━━━━━ DATA RECORDS ━━━━━

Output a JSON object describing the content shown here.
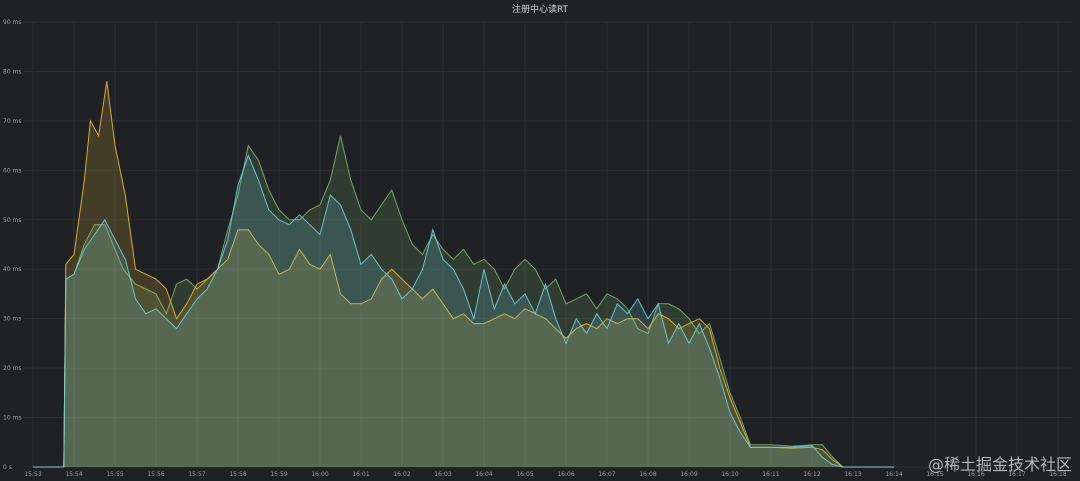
{
  "chart_data": {
    "type": "area",
    "title": "注册中心读RT",
    "xlabel": "",
    "ylabel": "",
    "ylim": [
      0,
      90
    ],
    "yticks": [
      "0 s",
      "10 ms",
      "20 ms",
      "30 ms",
      "40 ms",
      "50 ms",
      "60 ms",
      "70 ms",
      "80 ms",
      "90 ms"
    ],
    "xticks": [
      "15:53",
      "15:54",
      "15:55",
      "15:56",
      "15:57",
      "15:58",
      "15:59",
      "16:00",
      "16:01",
      "16:02",
      "16:03",
      "16:04",
      "16:05",
      "16:06",
      "16:07",
      "16:08",
      "16:09",
      "16:10",
      "16:11",
      "16:12",
      "16:13",
      "16:14",
      "16:15",
      "16:16",
      "16:17",
      "16:18"
    ],
    "grid": true,
    "legend": "none",
    "series": [
      {
        "color": "#7eb26d",
        "points": [
          [
            0,
            0
          ],
          [
            0.75,
            0
          ],
          [
            0.8,
            38
          ],
          [
            1,
            39
          ],
          [
            1.25,
            45
          ],
          [
            1.5,
            49
          ],
          [
            1.75,
            49
          ],
          [
            2,
            44
          ],
          [
            2.2,
            40
          ],
          [
            2.5,
            37
          ],
          [
            2.75,
            36
          ],
          [
            3,
            35
          ],
          [
            3.25,
            31
          ],
          [
            3.5,
            37
          ],
          [
            3.75,
            38
          ],
          [
            4,
            36
          ],
          [
            4.25,
            38
          ],
          [
            4.5,
            40
          ],
          [
            4.75,
            48
          ],
          [
            5,
            55
          ],
          [
            5.25,
            65
          ],
          [
            5.5,
            62
          ],
          [
            5.75,
            56
          ],
          [
            6,
            52
          ],
          [
            6.25,
            50
          ],
          [
            6.5,
            50
          ],
          [
            6.75,
            52
          ],
          [
            7,
            53
          ],
          [
            7.25,
            58
          ],
          [
            7.5,
            67
          ],
          [
            7.75,
            58
          ],
          [
            8,
            52
          ],
          [
            8.25,
            50
          ],
          [
            8.5,
            53
          ],
          [
            8.75,
            56
          ],
          [
            9,
            50
          ],
          [
            9.25,
            45
          ],
          [
            9.5,
            43
          ],
          [
            9.75,
            47
          ],
          [
            10,
            44
          ],
          [
            10.25,
            42
          ],
          [
            10.5,
            44
          ],
          [
            10.75,
            41
          ],
          [
            11,
            42
          ],
          [
            11.25,
            40
          ],
          [
            11.5,
            36
          ],
          [
            11.75,
            40
          ],
          [
            12,
            42
          ],
          [
            12.25,
            40
          ],
          [
            12.5,
            36
          ],
          [
            12.75,
            38
          ],
          [
            13,
            33
          ],
          [
            13.25,
            34
          ],
          [
            13.5,
            35
          ],
          [
            13.75,
            32
          ],
          [
            14,
            35
          ],
          [
            14.25,
            34
          ],
          [
            14.5,
            32
          ],
          [
            14.75,
            28
          ],
          [
            15,
            27
          ],
          [
            15.25,
            33
          ],
          [
            15.5,
            33
          ],
          [
            15.75,
            32
          ],
          [
            16,
            30
          ],
          [
            16.25,
            27
          ],
          [
            16.5,
            29
          ],
          [
            16.75,
            22
          ],
          [
            17,
            15
          ],
          [
            17.25,
            10
          ],
          [
            17.5,
            4.5
          ],
          [
            18,
            4.5
          ],
          [
            18.5,
            4.2
          ],
          [
            19,
            4.5
          ],
          [
            19.25,
            4.5
          ],
          [
            19.5,
            2
          ],
          [
            19.75,
            0
          ],
          [
            21,
            0
          ]
        ]
      },
      {
        "color": "#eab839",
        "points": [
          [
            0,
            0
          ],
          [
            0.75,
            0
          ],
          [
            0.8,
            41
          ],
          [
            1,
            43
          ],
          [
            1.25,
            58
          ],
          [
            1.4,
            70
          ],
          [
            1.6,
            67
          ],
          [
            1.8,
            78
          ],
          [
            2,
            65
          ],
          [
            2.25,
            55
          ],
          [
            2.5,
            40
          ],
          [
            2.75,
            39
          ],
          [
            3,
            38
          ],
          [
            3.25,
            36
          ],
          [
            3.5,
            30
          ],
          [
            3.75,
            33
          ],
          [
            4,
            37
          ],
          [
            4.25,
            38
          ],
          [
            4.5,
            40
          ],
          [
            4.75,
            42
          ],
          [
            5,
            48
          ],
          [
            5.25,
            48
          ],
          [
            5.5,
            45
          ],
          [
            5.75,
            43
          ],
          [
            6,
            39
          ],
          [
            6.25,
            40
          ],
          [
            6.5,
            44
          ],
          [
            6.75,
            41
          ],
          [
            7,
            40
          ],
          [
            7.25,
            43
          ],
          [
            7.5,
            35
          ],
          [
            7.75,
            33
          ],
          [
            8,
            33
          ],
          [
            8.25,
            34
          ],
          [
            8.5,
            38
          ],
          [
            8.75,
            40
          ],
          [
            9,
            38
          ],
          [
            9.25,
            36
          ],
          [
            9.5,
            34
          ],
          [
            9.75,
            36
          ],
          [
            10,
            33
          ],
          [
            10.25,
            30
          ],
          [
            10.5,
            31
          ],
          [
            10.75,
            29
          ],
          [
            11,
            29
          ],
          [
            11.25,
            30
          ],
          [
            11.5,
            31
          ],
          [
            11.75,
            30
          ],
          [
            12,
            32
          ],
          [
            12.25,
            31
          ],
          [
            12.5,
            30
          ],
          [
            12.75,
            28
          ],
          [
            13,
            26
          ],
          [
            13.25,
            28
          ],
          [
            13.5,
            29
          ],
          [
            13.75,
            28
          ],
          [
            14,
            30
          ],
          [
            14.25,
            29
          ],
          [
            14.5,
            30
          ],
          [
            14.75,
            30
          ],
          [
            15,
            28
          ],
          [
            15.25,
            31
          ],
          [
            15.5,
            30
          ],
          [
            15.75,
            28
          ],
          [
            16,
            29
          ],
          [
            16.25,
            30
          ],
          [
            16.5,
            28
          ],
          [
            16.75,
            20
          ],
          [
            17,
            14
          ],
          [
            17.25,
            9
          ],
          [
            17.5,
            4
          ],
          [
            18,
            4
          ],
          [
            18.5,
            3.8
          ],
          [
            19,
            4
          ],
          [
            19.25,
            3.5
          ],
          [
            19.5,
            1.5
          ],
          [
            19.75,
            0
          ],
          [
            21,
            0
          ]
        ]
      },
      {
        "color": "#6ed0e0",
        "points": [
          [
            0,
            0
          ],
          [
            0.75,
            0
          ],
          [
            0.8,
            38
          ],
          [
            1,
            39
          ],
          [
            1.25,
            44
          ],
          [
            1.5,
            47
          ],
          [
            1.75,
            50
          ],
          [
            2,
            46
          ],
          [
            2.25,
            42
          ],
          [
            2.5,
            34
          ],
          [
            2.75,
            31
          ],
          [
            3,
            32
          ],
          [
            3.25,
            30
          ],
          [
            3.5,
            28
          ],
          [
            3.75,
            31
          ],
          [
            4,
            34
          ],
          [
            4.25,
            36
          ],
          [
            4.5,
            40
          ],
          [
            4.75,
            46
          ],
          [
            5,
            57
          ],
          [
            5.25,
            63
          ],
          [
            5.5,
            58
          ],
          [
            5.75,
            52
          ],
          [
            6,
            50
          ],
          [
            6.25,
            49
          ],
          [
            6.5,
            51
          ],
          [
            6.75,
            49
          ],
          [
            7,
            47
          ],
          [
            7.25,
            55
          ],
          [
            7.5,
            53
          ],
          [
            7.75,
            48
          ],
          [
            8,
            41
          ],
          [
            8.25,
            43
          ],
          [
            8.5,
            40
          ],
          [
            8.75,
            38
          ],
          [
            9,
            34
          ],
          [
            9.25,
            36
          ],
          [
            9.5,
            40
          ],
          [
            9.75,
            48
          ],
          [
            10,
            42
          ],
          [
            10.25,
            40
          ],
          [
            10.5,
            36
          ],
          [
            10.75,
            30
          ],
          [
            11,
            40
          ],
          [
            11.25,
            32
          ],
          [
            11.5,
            37
          ],
          [
            11.75,
            33
          ],
          [
            12,
            35
          ],
          [
            12.25,
            31
          ],
          [
            12.5,
            37
          ],
          [
            12.75,
            30
          ],
          [
            13,
            25
          ],
          [
            13.25,
            30
          ],
          [
            13.5,
            27
          ],
          [
            13.75,
            31
          ],
          [
            14,
            28
          ],
          [
            14.25,
            33
          ],
          [
            14.5,
            31
          ],
          [
            14.75,
            34
          ],
          [
            15,
            30
          ],
          [
            15.25,
            33
          ],
          [
            15.5,
            25
          ],
          [
            15.75,
            29
          ],
          [
            16,
            25
          ],
          [
            16.25,
            29
          ],
          [
            16.5,
            24
          ],
          [
            16.75,
            18
          ],
          [
            17,
            11
          ],
          [
            17.25,
            7
          ],
          [
            17.5,
            4
          ],
          [
            18,
            4
          ],
          [
            18.5,
            4
          ],
          [
            19,
            4.3
          ],
          [
            19.25,
            2
          ],
          [
            19.5,
            0.5
          ],
          [
            19.75,
            0
          ],
          [
            21,
            0
          ]
        ]
      }
    ]
  },
  "watermark": "@稀土掘金技术社区"
}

━━━━━

Only lines with the word "color" are wanted, so copy each one from the records.

# THE RESPONSE
        "color": "#7eb26d",
        "color": "#eab839",
        "color": "#6ed0e0",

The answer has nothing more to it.